■ Extract to read:
━━━━━━━━━━━━━━━━━━━━
Open jimmywarting opened 3 years ago

jimmywarting commented 3 years ago

Why involve node stuff in the browser? (aka: node-forge) can't you achieve the same thing using web crypto

I bet it have better performance (cuz it's native). I also think you should be using readAsArrayBuffer and not readAsBinaryString.

The use of readAsArrayBuffer() is preferred over readAsBinaryString(), which is provided for backwards compatibility.

technically you could then just do blob.arrayBuffer() if you like promises... or new Response(blob).arrayBuffer() and screw the hole filereader

stanimirivanovde commented 3 years ago

First of all thanks for looking into the code @jimmywarting! I appreciate any tips and advice.

The reason why I decided to go with forge was the requirement to process data in chunks in order to achieve constant memory operation. The Web Crypto API as I looked at the SubtleCrypto Implementation does not provide support for encrypting a file in chunks. It operates on the whole blob of data. This is unfortunately not what I need. And it is sad because I'm pretty sure it will provide the best performance out there.

My requirement is to have encrypt(), decrypt() and hash() functions that can operate on a chunk of data. forge has an update() method that is perfect for this. I did try CryptoJS and sjcl.js but both of them were slower than Forge.

I played around with readAsArrayBuffer() and readAsBinaryString() but my findings were that readAsBinaryString() causes encryption/decryption/hashing to run twice as fast. I followed the code for forge.util.createBuffer() and it looks like it does extra array copy if the input is not a binary string. This is done when it creates a ByteStringBuffer(b) which unfortunately negatively impacted performance. It took longer to copy the ArrayBuffer to the destination buffer than it took to encrypt/decrypt/hash the data 😞 . This might be a bug in forge itself.
━━━━━━━━━━━━━━━━━━━━
■ Records:
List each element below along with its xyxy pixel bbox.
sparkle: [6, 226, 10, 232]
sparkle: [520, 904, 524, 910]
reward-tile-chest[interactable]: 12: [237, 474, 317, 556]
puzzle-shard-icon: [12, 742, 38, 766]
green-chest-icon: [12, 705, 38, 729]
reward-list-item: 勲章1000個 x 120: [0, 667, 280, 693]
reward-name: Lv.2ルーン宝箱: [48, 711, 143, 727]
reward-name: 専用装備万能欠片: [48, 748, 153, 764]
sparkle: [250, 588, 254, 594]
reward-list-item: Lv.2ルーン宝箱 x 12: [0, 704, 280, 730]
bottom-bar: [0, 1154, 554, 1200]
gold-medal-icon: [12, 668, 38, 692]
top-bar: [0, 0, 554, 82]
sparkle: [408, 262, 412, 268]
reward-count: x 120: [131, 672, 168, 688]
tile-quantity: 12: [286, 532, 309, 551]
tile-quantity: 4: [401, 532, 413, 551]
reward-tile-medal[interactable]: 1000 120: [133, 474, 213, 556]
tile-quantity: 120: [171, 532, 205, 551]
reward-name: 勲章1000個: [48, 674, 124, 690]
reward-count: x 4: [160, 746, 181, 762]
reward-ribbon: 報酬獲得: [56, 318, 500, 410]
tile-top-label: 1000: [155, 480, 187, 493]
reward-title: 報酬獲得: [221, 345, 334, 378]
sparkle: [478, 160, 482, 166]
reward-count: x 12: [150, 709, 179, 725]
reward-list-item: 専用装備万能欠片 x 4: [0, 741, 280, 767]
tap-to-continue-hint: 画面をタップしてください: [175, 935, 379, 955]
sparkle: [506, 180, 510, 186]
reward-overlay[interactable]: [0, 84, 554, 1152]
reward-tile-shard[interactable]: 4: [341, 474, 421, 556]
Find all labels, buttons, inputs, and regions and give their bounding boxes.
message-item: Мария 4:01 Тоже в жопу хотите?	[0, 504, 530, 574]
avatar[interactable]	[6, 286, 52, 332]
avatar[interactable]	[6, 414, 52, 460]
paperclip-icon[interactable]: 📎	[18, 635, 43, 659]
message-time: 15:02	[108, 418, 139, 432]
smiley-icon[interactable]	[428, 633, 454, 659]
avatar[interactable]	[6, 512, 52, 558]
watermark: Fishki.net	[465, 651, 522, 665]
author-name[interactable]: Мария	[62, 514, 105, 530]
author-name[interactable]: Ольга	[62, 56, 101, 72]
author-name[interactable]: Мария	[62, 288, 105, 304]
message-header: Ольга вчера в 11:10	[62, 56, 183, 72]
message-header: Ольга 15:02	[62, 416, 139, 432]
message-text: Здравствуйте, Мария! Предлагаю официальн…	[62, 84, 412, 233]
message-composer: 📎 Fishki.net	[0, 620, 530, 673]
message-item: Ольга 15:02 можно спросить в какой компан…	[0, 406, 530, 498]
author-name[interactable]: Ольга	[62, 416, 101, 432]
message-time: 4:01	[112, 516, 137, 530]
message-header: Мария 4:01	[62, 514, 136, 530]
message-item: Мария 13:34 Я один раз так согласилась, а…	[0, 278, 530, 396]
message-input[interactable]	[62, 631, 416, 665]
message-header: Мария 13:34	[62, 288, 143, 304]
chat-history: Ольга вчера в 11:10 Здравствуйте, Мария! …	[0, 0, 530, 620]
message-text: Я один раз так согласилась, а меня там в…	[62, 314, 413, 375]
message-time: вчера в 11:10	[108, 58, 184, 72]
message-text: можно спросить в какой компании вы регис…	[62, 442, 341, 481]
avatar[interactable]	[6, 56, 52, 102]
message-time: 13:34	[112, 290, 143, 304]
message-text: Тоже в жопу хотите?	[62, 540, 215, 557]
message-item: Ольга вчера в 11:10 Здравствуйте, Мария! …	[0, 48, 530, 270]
━━━━━━━━━━━━━━━━━━━━
■ Problem set:
1 - According to the discussion about encrypting files in the browser, why was forge chosen instead of the Web Crypto API? Answer in one to three sentences.
2 - Reproduce word for word the part of the discussion about encrypting files in the browser starting at "stanimirivanovde commented 3" and ending at "slower than Forge.".
The records are taken from a different source than the text.

■ Answers to the problems:
1 - Forge was chosen because the data had to be processed in chunks to keep memory use constant, and forge's update() method allows this. The SubtleCrypto implementation of the Web Crypto API does not support encrypting a file in chunks. It works only on the whole blob of data.

2 -
stanimirivanovde commented 3 years ago

First of all thanks for looking into the code @jimmywarting! I appreciate any tips and advice.

The reason why I decided to go with forge was the requirement to process data in chunks in order to achieve constant memory operation. The Web Crypto API as I looked at the SubtleCrypto Implementation does not provide support for encrypting a file in chunks. It operates on the whole blob of data. This is unfortunately not what I need. And it is sad because I'm pretty sure it will provide the best performance out there.

My requirement is to have encrypt(), decrypt() and hash() functions that can operate on a chunk of data. forge has an update() method that is perfect for this. I did try CryptoJS and sjcl.js but both of them were slower than Forge.